▸ Request A:
Answer these questions about the Fighting Fantasy gamebooks post below:
(i) What does the writer say they still have sitting in a box somewhere?
(ii) On what device did the writer play Inkle's version of Sorcery!?
(iii) What feature did Inkle add to represent the journey across the continent?

▸ Excerpted text:

If you grew up in Britain in the late 80s/early 90s there’s a fairly high chance you’ll have encountered the Fighting Fantasy series of Choose Your Own Adventure gamebooks1 at some point. They’re something that left a fairly deep impression on me – I still have basically the full collection sitting in a box somewhere – as their fusion of entry-level RPG elements (character stats, a player inventory, combat) with the CYOA format provided some badly-needed structure to something that even nine-year-old me felt was rather on the light side. The Fighting Fantasy series eventually succumbed to the vagaries of time and the whimsy of a young population that was increasingly drawn to video games, but I still remember them fondly. That’s why I was intrigued to see iOS developer Inkle attempting to resurrect them on the App Store a couple of years back, and even went as far as buying their version of Sorcery! for my ancient iPad Mini2 to check out what they’d done. My conclusion was that while their conversion was solid and they’d even tried to innovate by including an actual honest-to-god interactive map to represent your journey across the continent (which any young player of Fighting Fantasy would have killed for back in the day), Fighting Fantasy itself has aged rather badly; it was one of the strongest CYOA formats out there and yet today it comes across as both childishly simple and incredibly dated in terms of its structure and design. There was nothing wrong with Sorcery! as a concept, but the reliance on a twenty year-old adventure really let it down.

▸ Request B: From the records below, return the lines from the one that contains "Where is each" through the one that contains "candle <box>182 271 186 292</box>", unchanged.

▸ Data records:
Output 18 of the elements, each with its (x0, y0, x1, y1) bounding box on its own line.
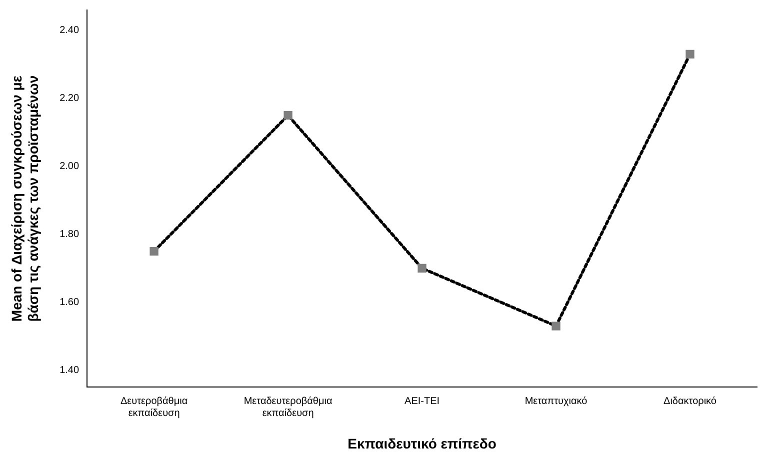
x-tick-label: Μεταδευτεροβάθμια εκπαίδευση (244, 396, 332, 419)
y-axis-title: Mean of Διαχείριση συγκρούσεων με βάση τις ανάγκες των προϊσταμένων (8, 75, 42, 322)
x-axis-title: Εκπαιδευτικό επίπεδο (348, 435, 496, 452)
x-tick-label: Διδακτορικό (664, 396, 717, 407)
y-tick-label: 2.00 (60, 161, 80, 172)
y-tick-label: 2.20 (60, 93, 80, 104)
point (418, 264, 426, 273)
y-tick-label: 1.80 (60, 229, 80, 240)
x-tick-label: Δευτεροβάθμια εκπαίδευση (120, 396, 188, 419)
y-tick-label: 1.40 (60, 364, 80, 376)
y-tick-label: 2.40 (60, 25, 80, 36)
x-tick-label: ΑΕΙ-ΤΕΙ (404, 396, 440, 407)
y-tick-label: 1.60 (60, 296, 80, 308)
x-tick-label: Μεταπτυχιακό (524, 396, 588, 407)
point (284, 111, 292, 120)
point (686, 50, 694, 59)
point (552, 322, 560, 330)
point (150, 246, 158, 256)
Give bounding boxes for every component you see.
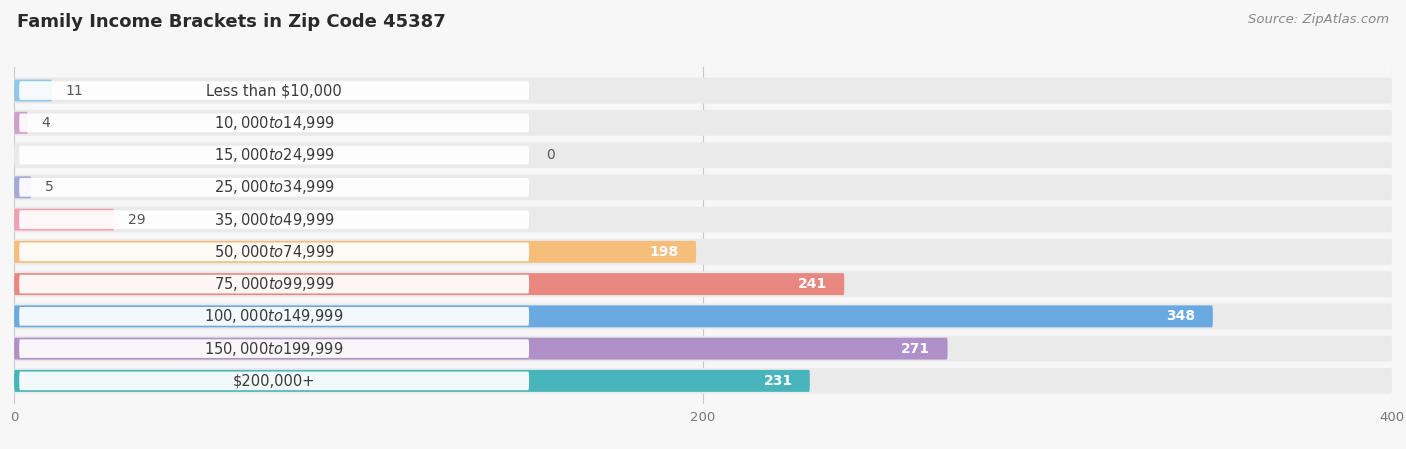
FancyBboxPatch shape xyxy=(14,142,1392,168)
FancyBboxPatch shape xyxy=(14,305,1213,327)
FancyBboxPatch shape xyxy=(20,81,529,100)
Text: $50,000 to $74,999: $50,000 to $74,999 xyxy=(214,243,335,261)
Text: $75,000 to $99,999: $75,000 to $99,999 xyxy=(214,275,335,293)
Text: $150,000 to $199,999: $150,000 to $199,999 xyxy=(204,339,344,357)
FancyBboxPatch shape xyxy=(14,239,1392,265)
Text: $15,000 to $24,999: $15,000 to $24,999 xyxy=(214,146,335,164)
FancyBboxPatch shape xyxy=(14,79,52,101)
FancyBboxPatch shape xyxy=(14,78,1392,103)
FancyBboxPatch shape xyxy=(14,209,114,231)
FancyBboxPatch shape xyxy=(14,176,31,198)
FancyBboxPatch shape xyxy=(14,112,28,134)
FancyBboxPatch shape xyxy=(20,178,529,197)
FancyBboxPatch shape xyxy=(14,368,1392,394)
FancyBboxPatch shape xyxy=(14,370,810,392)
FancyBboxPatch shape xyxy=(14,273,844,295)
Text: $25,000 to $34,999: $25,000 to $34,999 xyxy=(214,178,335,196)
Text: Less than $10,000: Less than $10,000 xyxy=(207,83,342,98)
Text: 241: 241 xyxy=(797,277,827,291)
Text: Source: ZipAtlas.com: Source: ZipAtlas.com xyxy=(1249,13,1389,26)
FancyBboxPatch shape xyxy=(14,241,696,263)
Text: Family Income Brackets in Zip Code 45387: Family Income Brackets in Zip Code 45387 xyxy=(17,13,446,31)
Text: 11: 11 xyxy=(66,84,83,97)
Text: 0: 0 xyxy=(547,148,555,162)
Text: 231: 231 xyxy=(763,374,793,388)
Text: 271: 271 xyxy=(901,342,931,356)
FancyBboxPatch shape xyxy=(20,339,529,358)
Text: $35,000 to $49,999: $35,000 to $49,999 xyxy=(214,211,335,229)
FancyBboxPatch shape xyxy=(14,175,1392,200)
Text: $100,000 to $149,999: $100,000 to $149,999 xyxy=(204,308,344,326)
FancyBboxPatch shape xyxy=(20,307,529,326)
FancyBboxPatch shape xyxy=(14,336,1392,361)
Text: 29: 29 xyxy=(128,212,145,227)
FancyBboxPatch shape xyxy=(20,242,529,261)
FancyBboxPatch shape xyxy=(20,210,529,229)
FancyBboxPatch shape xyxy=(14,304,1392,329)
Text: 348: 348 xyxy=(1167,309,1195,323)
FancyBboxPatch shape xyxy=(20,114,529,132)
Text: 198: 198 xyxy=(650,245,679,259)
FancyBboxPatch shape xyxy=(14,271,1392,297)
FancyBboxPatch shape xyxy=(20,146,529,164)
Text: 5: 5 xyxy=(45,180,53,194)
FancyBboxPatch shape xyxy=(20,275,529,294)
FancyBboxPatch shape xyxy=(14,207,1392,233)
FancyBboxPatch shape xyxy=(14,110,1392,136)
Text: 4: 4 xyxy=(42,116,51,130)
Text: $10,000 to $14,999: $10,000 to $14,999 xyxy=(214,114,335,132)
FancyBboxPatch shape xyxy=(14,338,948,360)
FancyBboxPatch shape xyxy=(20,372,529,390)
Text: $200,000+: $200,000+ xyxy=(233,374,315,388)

---

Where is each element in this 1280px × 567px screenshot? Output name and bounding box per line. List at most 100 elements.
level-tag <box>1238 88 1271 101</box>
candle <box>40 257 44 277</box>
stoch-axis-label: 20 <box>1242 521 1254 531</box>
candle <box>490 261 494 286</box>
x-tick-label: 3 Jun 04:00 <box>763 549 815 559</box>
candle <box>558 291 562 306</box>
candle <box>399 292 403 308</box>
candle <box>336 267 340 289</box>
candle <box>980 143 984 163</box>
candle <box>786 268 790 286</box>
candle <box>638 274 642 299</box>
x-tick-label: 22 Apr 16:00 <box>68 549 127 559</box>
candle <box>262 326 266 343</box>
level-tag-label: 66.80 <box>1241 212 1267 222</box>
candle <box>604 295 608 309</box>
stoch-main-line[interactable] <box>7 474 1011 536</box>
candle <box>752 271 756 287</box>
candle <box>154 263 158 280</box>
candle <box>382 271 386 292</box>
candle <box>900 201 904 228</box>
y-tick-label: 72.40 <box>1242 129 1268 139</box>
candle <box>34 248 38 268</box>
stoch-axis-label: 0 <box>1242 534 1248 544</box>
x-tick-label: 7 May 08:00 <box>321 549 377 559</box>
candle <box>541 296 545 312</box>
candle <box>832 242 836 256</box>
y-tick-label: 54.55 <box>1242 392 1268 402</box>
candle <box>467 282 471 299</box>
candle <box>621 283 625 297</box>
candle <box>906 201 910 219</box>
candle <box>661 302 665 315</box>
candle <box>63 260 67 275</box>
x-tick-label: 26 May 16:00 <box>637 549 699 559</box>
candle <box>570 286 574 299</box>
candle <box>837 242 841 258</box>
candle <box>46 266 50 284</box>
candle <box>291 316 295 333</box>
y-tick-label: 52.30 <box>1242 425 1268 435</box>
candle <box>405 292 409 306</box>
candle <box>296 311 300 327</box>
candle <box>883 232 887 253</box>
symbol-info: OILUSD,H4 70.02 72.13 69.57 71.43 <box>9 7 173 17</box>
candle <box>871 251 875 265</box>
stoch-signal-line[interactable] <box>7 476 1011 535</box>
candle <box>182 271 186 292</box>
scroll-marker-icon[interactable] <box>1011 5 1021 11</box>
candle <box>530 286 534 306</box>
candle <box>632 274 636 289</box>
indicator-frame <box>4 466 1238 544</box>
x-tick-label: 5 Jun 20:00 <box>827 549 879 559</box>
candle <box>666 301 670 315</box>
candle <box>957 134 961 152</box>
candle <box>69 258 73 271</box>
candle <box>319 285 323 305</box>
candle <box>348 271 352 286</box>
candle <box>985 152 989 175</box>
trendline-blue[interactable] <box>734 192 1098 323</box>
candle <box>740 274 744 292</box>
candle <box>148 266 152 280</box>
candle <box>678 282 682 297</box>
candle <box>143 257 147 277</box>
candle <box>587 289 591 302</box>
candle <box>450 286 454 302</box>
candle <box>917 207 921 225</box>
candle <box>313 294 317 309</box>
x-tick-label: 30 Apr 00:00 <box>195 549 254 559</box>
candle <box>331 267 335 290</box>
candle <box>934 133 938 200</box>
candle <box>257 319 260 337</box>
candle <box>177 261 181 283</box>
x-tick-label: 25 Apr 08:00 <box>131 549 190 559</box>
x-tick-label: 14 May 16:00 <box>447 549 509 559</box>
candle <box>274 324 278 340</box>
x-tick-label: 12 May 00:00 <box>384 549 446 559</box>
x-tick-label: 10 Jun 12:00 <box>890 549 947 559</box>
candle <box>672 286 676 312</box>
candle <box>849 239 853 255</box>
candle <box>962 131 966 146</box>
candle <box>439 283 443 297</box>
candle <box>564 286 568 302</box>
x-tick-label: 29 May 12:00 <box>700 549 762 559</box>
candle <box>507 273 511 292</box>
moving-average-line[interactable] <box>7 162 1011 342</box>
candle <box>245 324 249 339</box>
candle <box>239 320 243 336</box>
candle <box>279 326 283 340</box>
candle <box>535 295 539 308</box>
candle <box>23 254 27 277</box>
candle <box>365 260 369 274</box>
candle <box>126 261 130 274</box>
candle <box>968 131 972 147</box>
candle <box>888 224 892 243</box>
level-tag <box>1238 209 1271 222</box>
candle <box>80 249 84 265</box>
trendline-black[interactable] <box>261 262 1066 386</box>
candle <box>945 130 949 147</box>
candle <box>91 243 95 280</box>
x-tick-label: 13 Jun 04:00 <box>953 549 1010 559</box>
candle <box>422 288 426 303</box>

▸ Full output A:
(i) Basically the full collection of Fighting Fantasy gamebooks.
(ii) An ancient iPad Mini.
(iii) An interactive map.

▸ Full output B:
Where is each element in this 1280px × 567px screenshot? Output name and bounding box per line. List at most 100 elements.
level-tag <box>1238 88 1271 101</box>
candle <box>40 257 44 277</box>
stoch-axis-label: 20 <box>1242 521 1254 531</box>
candle <box>490 261 494 286</box>
x-tick-label: 3 Jun 04:00 <box>763 549 815 559</box>
candle <box>558 291 562 306</box>
candle <box>399 292 403 308</box>
candle <box>336 267 340 289</box>
candle <box>980 143 984 163</box>
candle <box>786 268 790 286</box>
candle <box>638 274 642 299</box>
x-tick-label: 22 Apr 16:00 <box>68 549 127 559</box>
candle <box>262 326 266 343</box>
level-tag-label: 66.80 <box>1241 212 1267 222</box>
candle <box>604 295 608 309</box>
stoch-main-line[interactable] <box>7 474 1011 536</box>
candle <box>752 271 756 287</box>
candle <box>154 263 158 280</box>
candle <box>382 271 386 292</box>
candle <box>900 201 904 228</box>
y-tick-label: 72.40 <box>1242 129 1268 139</box>
candle <box>34 248 38 268</box>
stoch-axis-label: 0 <box>1242 534 1248 544</box>
x-tick-label: 7 May 08:00 <box>321 549 377 559</box>
candle <box>541 296 545 312</box>
candle <box>832 242 836 256</box>
y-tick-label: 54.55 <box>1242 392 1268 402</box>
candle <box>467 282 471 299</box>
candle <box>621 283 625 297</box>
candle <box>906 201 910 219</box>
candle <box>661 302 665 315</box>
candle <box>63 260 67 275</box>
x-tick-label: 26 May 16:00 <box>637 549 699 559</box>
candle <box>570 286 574 299</box>
candle <box>837 242 841 258</box>
candle <box>46 266 50 284</box>
candle <box>291 316 295 333</box>
y-tick-label: 52.30 <box>1242 425 1268 435</box>
candle <box>405 292 409 306</box>
candle <box>296 311 300 327</box>
candle <box>883 232 887 253</box>
symbol-info: OILUSD,H4 70.02 72.13 69.57 71.43 <box>9 7 173 17</box>
candle <box>871 251 875 265</box>
stoch-signal-line[interactable] <box>7 476 1011 535</box>
candle <box>182 271 186 292</box>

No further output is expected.